- _MATERIAL FOR THE TASK_

+-------+

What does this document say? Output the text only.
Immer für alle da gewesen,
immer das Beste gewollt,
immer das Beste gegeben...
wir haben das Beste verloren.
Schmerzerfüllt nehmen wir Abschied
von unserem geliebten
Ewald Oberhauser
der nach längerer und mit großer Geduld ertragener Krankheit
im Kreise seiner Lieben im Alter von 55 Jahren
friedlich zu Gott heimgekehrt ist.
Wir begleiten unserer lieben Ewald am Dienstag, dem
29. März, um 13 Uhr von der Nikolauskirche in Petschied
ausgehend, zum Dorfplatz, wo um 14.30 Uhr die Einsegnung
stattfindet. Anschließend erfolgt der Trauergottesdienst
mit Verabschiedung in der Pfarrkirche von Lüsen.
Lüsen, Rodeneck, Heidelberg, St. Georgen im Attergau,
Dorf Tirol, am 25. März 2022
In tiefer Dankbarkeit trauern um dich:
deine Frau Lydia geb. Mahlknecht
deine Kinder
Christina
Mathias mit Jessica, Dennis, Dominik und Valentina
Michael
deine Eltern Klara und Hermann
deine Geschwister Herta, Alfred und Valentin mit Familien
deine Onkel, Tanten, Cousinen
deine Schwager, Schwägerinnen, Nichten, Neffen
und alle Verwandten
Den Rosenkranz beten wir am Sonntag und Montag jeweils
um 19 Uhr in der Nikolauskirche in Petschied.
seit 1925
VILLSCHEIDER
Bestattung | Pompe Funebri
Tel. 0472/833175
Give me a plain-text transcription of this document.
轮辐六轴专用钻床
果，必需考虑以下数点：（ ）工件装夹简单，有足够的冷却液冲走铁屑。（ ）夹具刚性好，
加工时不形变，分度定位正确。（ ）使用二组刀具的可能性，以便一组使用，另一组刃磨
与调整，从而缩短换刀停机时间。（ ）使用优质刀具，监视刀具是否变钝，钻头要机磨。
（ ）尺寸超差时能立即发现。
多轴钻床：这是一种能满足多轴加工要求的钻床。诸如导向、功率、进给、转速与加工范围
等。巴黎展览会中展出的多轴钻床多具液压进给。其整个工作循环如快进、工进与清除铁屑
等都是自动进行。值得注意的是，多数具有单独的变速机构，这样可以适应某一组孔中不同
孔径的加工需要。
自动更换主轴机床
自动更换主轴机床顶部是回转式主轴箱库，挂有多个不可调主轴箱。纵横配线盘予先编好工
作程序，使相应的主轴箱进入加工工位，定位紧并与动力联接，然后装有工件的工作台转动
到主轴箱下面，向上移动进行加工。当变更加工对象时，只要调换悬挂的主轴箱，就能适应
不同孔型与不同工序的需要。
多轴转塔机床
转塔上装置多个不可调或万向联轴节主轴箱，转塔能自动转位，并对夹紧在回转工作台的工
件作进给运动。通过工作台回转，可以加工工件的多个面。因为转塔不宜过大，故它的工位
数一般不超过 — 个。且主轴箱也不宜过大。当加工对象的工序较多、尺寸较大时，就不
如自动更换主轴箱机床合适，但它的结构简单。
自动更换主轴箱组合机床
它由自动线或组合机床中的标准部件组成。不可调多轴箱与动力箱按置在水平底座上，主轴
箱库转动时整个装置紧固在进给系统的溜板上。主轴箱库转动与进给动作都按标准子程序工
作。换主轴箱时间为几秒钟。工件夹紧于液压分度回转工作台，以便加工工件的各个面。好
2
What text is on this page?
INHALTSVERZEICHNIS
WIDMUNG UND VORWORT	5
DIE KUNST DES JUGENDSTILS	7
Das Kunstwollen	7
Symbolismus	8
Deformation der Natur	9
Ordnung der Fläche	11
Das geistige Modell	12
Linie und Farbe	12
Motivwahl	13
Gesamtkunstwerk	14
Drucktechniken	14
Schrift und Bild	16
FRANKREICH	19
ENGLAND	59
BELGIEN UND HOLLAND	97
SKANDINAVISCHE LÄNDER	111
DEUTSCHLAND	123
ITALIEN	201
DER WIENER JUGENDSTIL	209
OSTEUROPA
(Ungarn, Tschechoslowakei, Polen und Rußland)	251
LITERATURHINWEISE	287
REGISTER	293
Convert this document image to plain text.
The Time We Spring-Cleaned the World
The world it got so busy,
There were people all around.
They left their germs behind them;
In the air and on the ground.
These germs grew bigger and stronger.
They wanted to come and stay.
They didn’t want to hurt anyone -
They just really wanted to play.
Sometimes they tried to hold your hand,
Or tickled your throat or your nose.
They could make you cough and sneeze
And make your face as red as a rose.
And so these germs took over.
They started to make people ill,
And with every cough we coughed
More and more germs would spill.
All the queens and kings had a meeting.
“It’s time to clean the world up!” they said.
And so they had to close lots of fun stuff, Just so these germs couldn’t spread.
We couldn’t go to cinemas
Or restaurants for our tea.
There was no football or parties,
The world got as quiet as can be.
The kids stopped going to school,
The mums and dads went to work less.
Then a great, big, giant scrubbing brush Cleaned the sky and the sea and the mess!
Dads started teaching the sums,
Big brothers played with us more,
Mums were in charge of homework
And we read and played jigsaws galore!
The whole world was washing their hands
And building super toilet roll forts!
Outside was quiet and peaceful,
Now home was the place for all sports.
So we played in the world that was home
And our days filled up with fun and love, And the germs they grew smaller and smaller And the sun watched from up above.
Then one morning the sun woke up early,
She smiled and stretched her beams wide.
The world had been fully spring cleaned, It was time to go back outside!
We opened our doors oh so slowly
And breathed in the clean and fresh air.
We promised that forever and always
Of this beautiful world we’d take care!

+-------+

- _DO THIS_
Every record above should be copied exactly.

- _EXERCISE SOLUTION_
What does this document say? Output the text only.
Immer für alle da gewesen,
immer das Beste gewollt,
immer das Beste gegeben...
wir haben das Beste verloren.
Schmerzerfüllt nehmen wir Abschied
von unserem geliebten
Ewald Oberhauser
der nach längerer und mit großer Geduld ertragener Krankheit
im Kreise seiner Lieben im Alter von 55 Jahren
friedlich zu Gott heimgekehrt ist.
Wir begleiten unserer lieben Ewald am Dienstag, dem
29. März, um 13 Uhr von der Nikolauskirche in Petschied
ausgehend, zum Dorfplatz, wo um 14.30 Uhr die Einsegnung
stattfindet. Anschließend erfolgt der Trauergottesdienst
mit Verabschiedung in der Pfarrkirche von Lüsen.
Lüsen, Rodeneck, Heidelberg, St. Georgen im Attergau,
Dorf Tirol, am 25. März 2022
In tiefer Dankbarkeit trauern um dich:
deine Frau Lydia geb. Mahlknecht
deine Kinder
Christina
Mathias mit Jessica, Dennis, Dominik und Valentina
Michael
deine Eltern Klara und Hermann
deine Geschwister Herta, Alfred und Valentin mit Familien
deine Onkel, Tanten, Cousinen
deine Schwager, Schwägerinnen, Nichten, Neffen
und alle Verwandten
Den Rosenkranz beten wir am Sonntag und Montag jeweils
um 19 Uhr in der Nikolauskirche in Petschied.
seit 1925
VILLSCHEIDER
Bestattung | Pompe Funebri
Tel. 0472/833175
Give me a plain-text transcription of this document.
轮辐六轴专用钻床
果，必需考虑以下数点：（ ）工件装夹简单，有足够的冷却液冲走铁屑。（ ）夹具刚性好，
加工时不形变，分度定位正确。（ ）使用二组刀具的可能性，以便一组使用，另一组刃磨
与调整，从而缩短换刀停机时间。（ ）使用优质刀具，监视刀具是否变钝，钻头要机磨。
（ ）尺寸超差时能立即发现。
多轴钻床：这是一种能满足多轴加工要求的钻床。诸如导向、功率、进给、转速与加工范围
等。巴黎展览会中展出的多轴钻床多具液压进给。其整个工作循环如快进、工进与清除铁屑
等都是自动进行。值得注意的是，多数具有单独的变速机构，这样可以适应某一组孔中不同
孔径的加工需要。
自动更换主轴机床
自动更换主轴机床顶部是回转式主轴箱库，挂有多个不可调主轴箱。纵横配线盘予先编好工
作程序，使相应的主轴箱进入加工工位，定位紧并与动力联接，然后装有工件的工作台转动
到主轴箱下面，向上移动进行加工。当变更加工对象时，只要调换悬挂的主轴箱，就能适应
不同孔型与不同工序的需要。
多轴转塔机床
转塔上装置多个不可调或万向联轴节主轴箱，转塔能自动转位，并对夹紧在回转工作台的工
件作进给运动。通过工作台回转，可以加工工件的多个面。因为转塔不宜过大，故它的工位
数一般不超过 — 个。且主轴箱也不宜过大。当加工对象的工序较多、尺寸较大时，就不
如自动更换主轴箱机床合适，但它的结构简单。
自动更换主轴箱组合机床
它由自动线或组合机床中的标准部件组成。不可调多轴箱与动力箱按置在水平底座上，主轴
箱库转动时整个装置紧固在进给系统的溜板上。主轴箱库转动与进给动作都按标准子程序工
作。换主轴箱时间为几秒钟。工件夹紧于液压分度回转工作台，以便加工工件的各个面。好
2
What text is on this page?
INHALTSVERZEICHNIS
WIDMUNG UND VORWORT	5
DIE KUNST DES JUGENDSTILS	7
Das Kunstwollen	7
Symbolismus	8
Deformation der Natur	9
Ordnung der Fläche	11
Das geistige Modell	12
Linie und Farbe	12
Motivwahl	13
Gesamtkunstwerk	14
Drucktechniken	14
Schrift und Bild	16
FRANKREICH	19
ENGLAND	59
BELGIEN UND HOLLAND	97
SKANDINAVISCHE LÄNDER	111
DEUTSCHLAND	123
ITALIEN	201
DER WIENER JUGENDSTIL	209
OSTEUROPA
(Ungarn, Tschechoslowakei, Polen und Rußland)	251
LITERATURHINWEISE	287
REGISTER	293
Convert this document image to plain text.
The Time We Spring-Cleaned the World
The world it got so busy,
There were people all around.
They left their germs behind them;
In the air and on the ground.
These germs grew bigger and stronger.
They wanted to come and stay.
They didn’t want to hurt anyone -
They just really wanted to play.
Sometimes they tried to hold your hand,
Or tickled your throat or your nose.
They could make you cough and sneeze
And make your face as red as a rose.
And so these germs took over.
They started to make people ill,
And with every cough we coughed
More and more germs would spill.
All the queens and kings had a meeting.
“It’s time to clean the world up!” they said.
And so they had to close lots of fun stuff, Just so these germs couldn’t spread.
We couldn’t go to cinemas
Or restaurants for our tea.
There was no football or parties,
The world got as quiet as can be.
The kids stopped going to school,
The mums and dads went to work less.
Then a great, big, giant scrubbing brush Cleaned the sky and the sea and the mess!
Dads started teaching the sums,
Big brothers played with us more,
Mums were in charge of homework
And we read and played jigsaws galore!
The whole world was washing their hands
And building super toilet roll forts!
Outside was quiet and peaceful,
Now home was the place for all sports.
So we played in the world that was home
And our days filled up with fun and love, And the germs they grew smaller and smaller And the sun watched from up above.
Then one morning the sun woke up early,
She smiled and stretched her beams wide.
The world had been fully spring cleaned, It was time to go back outside!
We opened our doors oh so slowly
And breathed in the clean and fresh air.
We promised that forever and always
Of this beautiful world we’d take care!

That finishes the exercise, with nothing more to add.